* [WHAT TO WORK ON]: Select every line holding the word "进入新进展阶段" and copy it.

Stored records:
:::::

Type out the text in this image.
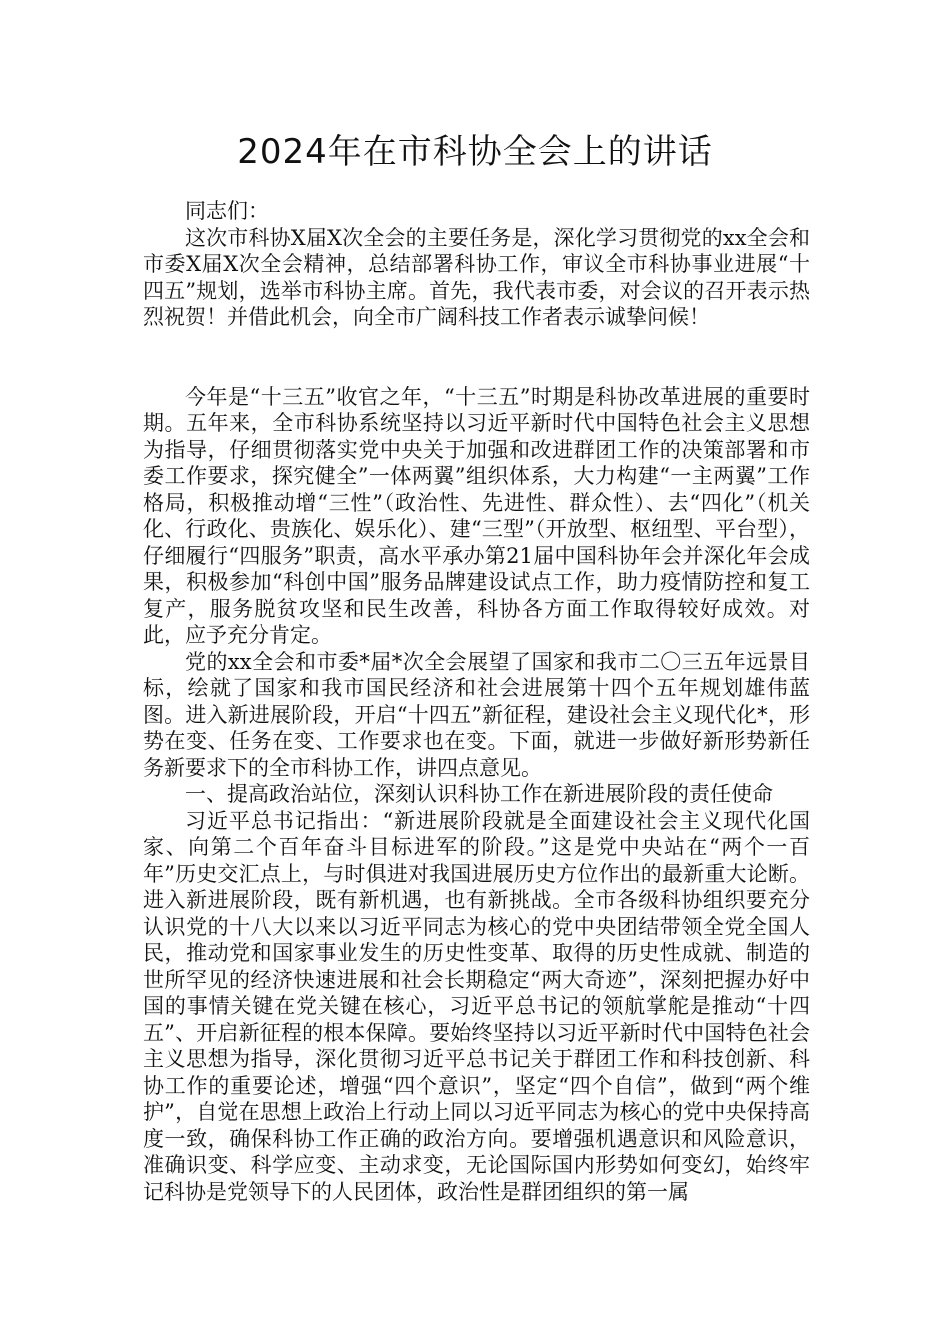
2024年在市科协全会上的讲话

同志们：

这次市科协Ⅹ届Ⅹ次全会的主要任务是，深化学习贯彻党的xx全会和市委Ⅹ届Ⅹ次全会精神，总结部署科协工作，审议全市科协事业进展“十四五”规划，选举市科协主席。首先，我代表市委，对会议的召开表示热烈祝贺！并借此机会，向全市广阔科技工作者表示诚挚问候！

今年是“十三五”收官之年，“十三五”时期是科协改革进展的重要时期。五年来，全市科协系统坚持以习近平新时代中国特色社会主义思想为指导，仔细贯彻落实党中央关于加强和改进群团工作的决策部署和市委工作要求，探究健全”一体两翼”组织体系，大力构建“一主两翼”工作格局，积极推动增“三性”（政治性、先进性、群众性）、去“四化”（机关化、行政化、贵族化、娱乐化）、建“三型”（开放型、枢纽型、平台型），仔细履行“四服务”职责，高水平承办第21届中国科协年会并深化年会成果，积极参加“科创中国”服务品牌建设试点工作，助力疫情防控和复工复产，服务脱贫攻坚和民生改善，科协各方面工作取得较好成效。对此，应予充分肯定。

党的xx全会和市委*届*次全会展望了国家和我市二〇三五年远景目标，绘就了国家和我市国民经济和社会进展第十四个五年规划雄伟蓝图。进入新进展阶段，开启“十四五”新征程，建设社会主义现代化*，形势在变、任务在变、工作要求也在变。下面，就进一步做好新形势新任务新要求下的全市科协工作，讲四点意见。

一、提高政治站位，深刻认识科协工作在新进展阶段的责任使命

习近平总书记指出：“新进展阶段就是全面建设社会主义现代化国家、向第二个百年奋斗目标进军的阶段。”这是党中央站在“两个一百年”历史交汇点上，与时俱进对我国进展历史方位作出的最新重大论断。进入新进展阶段，既有新机遇，也有新挑战。全市各级科协组织要充分认识党的十八大以来以习近平同志为核心的党中央团结带领全党全国人民，推动党和国家事业发生的历史性变革、取得的历史性成就、制造的世所罕见的经济快速进展和社会长期稳定“两大奇迹”，深刻把握办好中国的事情关键在党关键在核心，习近平总书记的领航掌舵是推动“十四五”、开启新征程的根本保障。要始终坚持以习近平新时代中国特色社会主义思想为指导，深化贯彻习近平总书记关于群团工作和科技创新、科协工作的重要论述，增强“四个意识”，坚定“四个自信”，做到“两个维护”，自觉在思想上政治上行动上同以习近平同志为核心的党中央保持高度一致，确保科协工作正确的政治方向。要增强机遇意识和风险意识，准确识变、科学应变、主动求变，无论国际国内形势如何变幻，始终牢记科协是党领导下的人民团体，政治性是群团组织的第一属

:::::

* [TASK RESULT]:
党的xx全会和市委*届*次全会展望了国家和我市二〇三五年远景目标，绘就了国家和我市国民经济和社会进展第十四个五年规划雄伟蓝图。进入新进展阶段，开启“十四五”新征程，建设社会主义现代化*，形势在变、任务在变、工作要求也在变。下面，就进一步做好新形势新任务新要求下的全市科协工作，讲四点意见。
习近平总书记指出：“新进展阶段就是全面建设社会主义现代化国家、向第二个百年奋斗目标进军的阶段。”这是党中央站在“两个一百年”历史交汇点上，与时俱进对我国进展历史方位作出的最新重大论断。进入新进展阶段，既有新机遇，也有新挑战。全市各级科协组织要充分认识党的十八大以来以习近平同志为核心的党中央团结带领全党全国人民，推动党和国家事业发生的历史性变革、取得的历史性成就、制造的世所罕见的经济快速进展和社会长期稳定“两大奇迹”，深刻把握办好中国的事情关键在党关键在核心，习近平总书记的领航掌舵是推动“十四五”、开启新征程的根本保障。要始终坚持以习近平新时代中国特色社会主义思想为指导，深化贯彻习近平总书记关于群团工作和科技创新、科协工作的重要论述，增强“四个意识”，坚定“四个自信”，做到“两个维护”，自觉在思想上政治上行动上同以习近平同志为核心的党中央保持高度一致，确保科协工作正确的政治方向。要增强机遇意识和风险意识，准确识变、科学应变、主动求变，无论国际国内形势如何变幻，始终牢记科协是党领导下的人民团体，政治性是群团组织的第一属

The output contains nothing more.